[Records from a data source]
** Start **

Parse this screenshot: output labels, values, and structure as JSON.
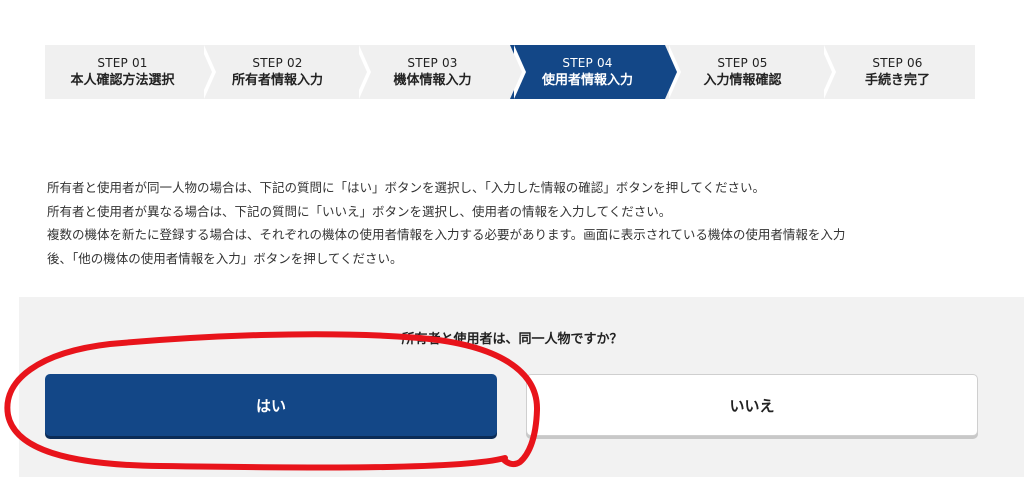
{
  "steps": [
    {
      "num": "STEP 01",
      "label": "本人確認方法選択",
      "active": false
    },
    {
      "num": "STEP 02",
      "label": "所有者情報入力",
      "active": false
    },
    {
      "num": "STEP 03",
      "label": "機体情報入力",
      "active": false
    },
    {
      "num": "STEP 04",
      "label": "使用者情報入力",
      "active": true
    },
    {
      "num": "STEP 05",
      "label": "入力情報確認",
      "active": false
    },
    {
      "num": "STEP 06",
      "label": "手続き完了",
      "active": false
    }
  ],
  "instructions": {
    "line1": "所有者と使用者が同一人物の場合は、下記の質問に「はい」ボタンを選択し、「入力した情報の確認」ボタンを押してください。",
    "line2": "所有者と使用者が異なる場合は、下記の質問に「いいえ」ボタンを選択し、使用者の情報を入力してください。",
    "line3": "複数の機体を新たに登録する場合は、それぞれの機体の使用者情報を入力する必要があります。画面に表示されている機体の使用者情報を入力",
    "line4": "後、「他の機体の使用者情報を入力」ボタンを押してください。"
  },
  "question": "所有者と使用者は、同一人物ですか？",
  "buttons": {
    "yes": "はい",
    "no": "いいえ"
  },
  "colors": {
    "accent": "#134787",
    "annotation": "#e8141b"
  }
}
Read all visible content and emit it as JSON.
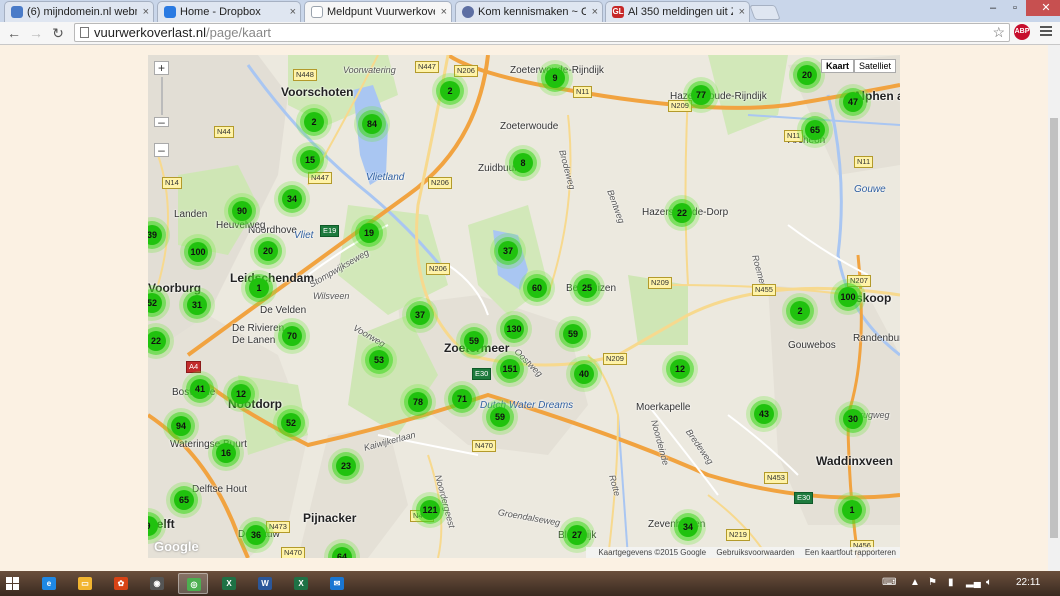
{
  "browser": {
    "tabs": [
      {
        "label": "(6) mijndomein.nl webma",
        "icon": "webmail-icon",
        "color": "#4a7bc8"
      },
      {
        "label": "Home - Dropbox",
        "icon": "dropbox-icon",
        "color": "#2a7ae2"
      },
      {
        "label": "Meldpunt Vuurwerkoverla",
        "icon": "page-icon",
        "color": "#9aa3ad",
        "active": true
      },
      {
        "label": "Kom kennismaken ~ Cont",
        "icon": "globe-icon",
        "color": "#5d6fa3"
      },
      {
        "label": "Al 350 meldingen uit Zoet",
        "icon": "gl-icon",
        "color": "#c62828"
      }
    ],
    "close_label": "×",
    "url_host": "vuurwerkoverlast.nl",
    "url_path": "/page/kaart",
    "abp_label": "ABP",
    "window_controls": [
      "–",
      "▫",
      "✕"
    ]
  },
  "map": {
    "zoom_in": "+",
    "zoom_out": "–",
    "zoom_out2": "–",
    "map_types": [
      "Kaart",
      "Satelliet"
    ],
    "google_logo": "Google",
    "attribution": [
      "Kaartgegevens ©2015 Google",
      "Gebruiksvoorwaarden",
      "Een kaartfout rapporteren"
    ],
    "places": [
      {
        "name": "Voorschoten",
        "big": true
      },
      {
        "name": "Leidschendam",
        "big": true
      },
      {
        "name": "Voorburg",
        "big": true
      },
      {
        "name": "Zoetermeer",
        "big": true
      },
      {
        "name": "Nootdorp",
        "big": true
      },
      {
        "name": "Pijnacker",
        "big": true
      },
      {
        "name": "Delft",
        "big": true
      },
      {
        "name": "Zoeterwoude",
        "big": false
      },
      {
        "name": "Zoeterwoude-Rijndijk",
        "big": false
      },
      {
        "name": "Zuidbuurt",
        "big": false
      },
      {
        "name": "Hazerswoude-Rijndijk",
        "big": false
      },
      {
        "name": "Hazerswoude-Dorp",
        "big": false
      },
      {
        "name": "Benthuizen",
        "big": false
      },
      {
        "name": "Moerkapelle",
        "big": false
      },
      {
        "name": "Waddinxveen",
        "big": true
      },
      {
        "name": "Randenburg",
        "big": false
      },
      {
        "name": "Boskoop",
        "big": true
      },
      {
        "name": "Gouwebos",
        "big": false
      },
      {
        "name": "Alphen aan den Rijn",
        "big": true
      },
      {
        "name": "Archeon",
        "big": false
      },
      {
        "name": "Zevenhuizen",
        "big": false
      },
      {
        "name": "Bleiswijk",
        "big": false
      },
      {
        "name": "Delfgauw",
        "big": false
      },
      {
        "name": "Landen",
        "big": false
      },
      {
        "name": "De Velden",
        "big": false
      },
      {
        "name": "De Rivieren",
        "big": false
      },
      {
        "name": "De Lanen",
        "big": false
      },
      {
        "name": "Bosweide",
        "big": false
      },
      {
        "name": "Wateringse Buurt",
        "big": false
      },
      {
        "name": "Delftse Hout",
        "big": false
      },
      {
        "name": "Noordhove",
        "big": false
      },
      {
        "name": "Heuvelweg",
        "big": false
      }
    ],
    "water_labels": [
      "Vlietland",
      "Vliet",
      "Dutch Water Dreams",
      "Gouwe"
    ],
    "road_labels": [
      "Voorwatering",
      "Stompwijkseweg",
      "Wilsveen",
      "Voorweg",
      "Oostweg",
      "Kaiwijkerlaan",
      "Bentweg",
      "Brodeweg",
      "Noordeinde",
      "Bredeweg",
      "Rotte",
      "Roemer",
      "Brugweg",
      "Groendalseweg",
      "Noordergeest"
    ],
    "road_shields": [
      {
        "label": "N448",
        "kind": "n"
      },
      {
        "label": "N447",
        "kind": "n"
      },
      {
        "label": "N206",
        "kind": "n"
      },
      {
        "label": "N44",
        "kind": "n"
      },
      {
        "label": "N14",
        "kind": "n"
      },
      {
        "label": "N447",
        "kind": "n"
      },
      {
        "label": "E19",
        "kind": "e"
      },
      {
        "label": "N206",
        "kind": "n"
      },
      {
        "label": "N206",
        "kind": "n"
      },
      {
        "label": "N11",
        "kind": "n"
      },
      {
        "label": "N209",
        "kind": "n"
      },
      {
        "label": "N11",
        "kind": "n"
      },
      {
        "label": "N11",
        "kind": "n"
      },
      {
        "label": "N209",
        "kind": "n"
      },
      {
        "label": "N455",
        "kind": "n"
      },
      {
        "label": "N207",
        "kind": "n"
      },
      {
        "label": "N209",
        "kind": "n"
      },
      {
        "label": "A4",
        "kind": "a"
      },
      {
        "label": "E30",
        "kind": "e"
      },
      {
        "label": "N470",
        "kind": "n"
      },
      {
        "label": "N453",
        "kind": "n"
      },
      {
        "label": "E30",
        "kind": "e"
      },
      {
        "label": "N473",
        "kind": "n"
      },
      {
        "label": "N470",
        "kind": "n"
      },
      {
        "label": "N219",
        "kind": "n"
      },
      {
        "label": "N456",
        "kind": "n"
      },
      {
        "label": "N470",
        "kind": "n"
      }
    ],
    "clusters": [
      {
        "count": "9"
      },
      {
        "count": "2"
      },
      {
        "count": "20"
      },
      {
        "count": "47"
      },
      {
        "count": "77"
      },
      {
        "count": "2"
      },
      {
        "count": "84"
      },
      {
        "count": "65"
      },
      {
        "count": "15"
      },
      {
        "count": "8"
      },
      {
        "count": "34"
      },
      {
        "count": "90"
      },
      {
        "count": "22"
      },
      {
        "count": "19"
      },
      {
        "count": "39"
      },
      {
        "count": "100"
      },
      {
        "count": "20"
      },
      {
        "count": "37"
      },
      {
        "count": "1"
      },
      {
        "count": "60"
      },
      {
        "count": "25"
      },
      {
        "count": "100"
      },
      {
        "count": "52"
      },
      {
        "count": "31"
      },
      {
        "count": "2"
      },
      {
        "count": "37"
      },
      {
        "count": "70"
      },
      {
        "count": "130"
      },
      {
        "count": "59"
      },
      {
        "count": "22"
      },
      {
        "count": "59"
      },
      {
        "count": "53"
      },
      {
        "count": "151"
      },
      {
        "count": "40"
      },
      {
        "count": "12"
      },
      {
        "count": "41"
      },
      {
        "count": "12"
      },
      {
        "count": "78"
      },
      {
        "count": "71"
      },
      {
        "count": "59"
      },
      {
        "count": "43"
      },
      {
        "count": "30"
      },
      {
        "count": "94"
      },
      {
        "count": "52"
      },
      {
        "count": "16"
      },
      {
        "count": "23"
      },
      {
        "count": "65"
      },
      {
        "count": "121"
      },
      {
        "count": "1"
      },
      {
        "count": "9"
      },
      {
        "count": "36"
      },
      {
        "count": "27"
      },
      {
        "count": "34"
      },
      {
        "count": "64"
      }
    ]
  },
  "taskbar": {
    "apps": [
      "ie-icon",
      "explorer-icon",
      "paint-icon",
      "camera-icon",
      "chrome-icon",
      "excel-icon",
      "word-icon",
      "excel-icon",
      "mail-icon"
    ],
    "clock": "22:11"
  }
}
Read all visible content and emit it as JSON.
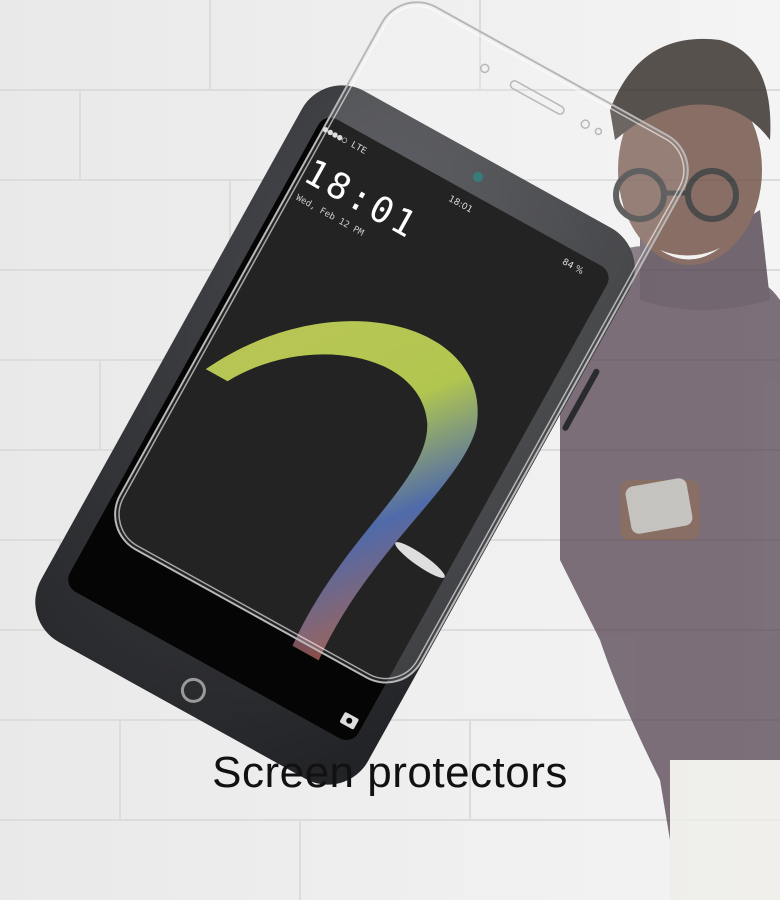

** End **

_OBJECTIVE_
Find the word "Hazerswoude" in the data and copy out each line where it turns up.

_THE COMPLETED TASK_
        "name": "Hazerswoude-Rijndijk",
        "name": "Hazerswoude-Dorp",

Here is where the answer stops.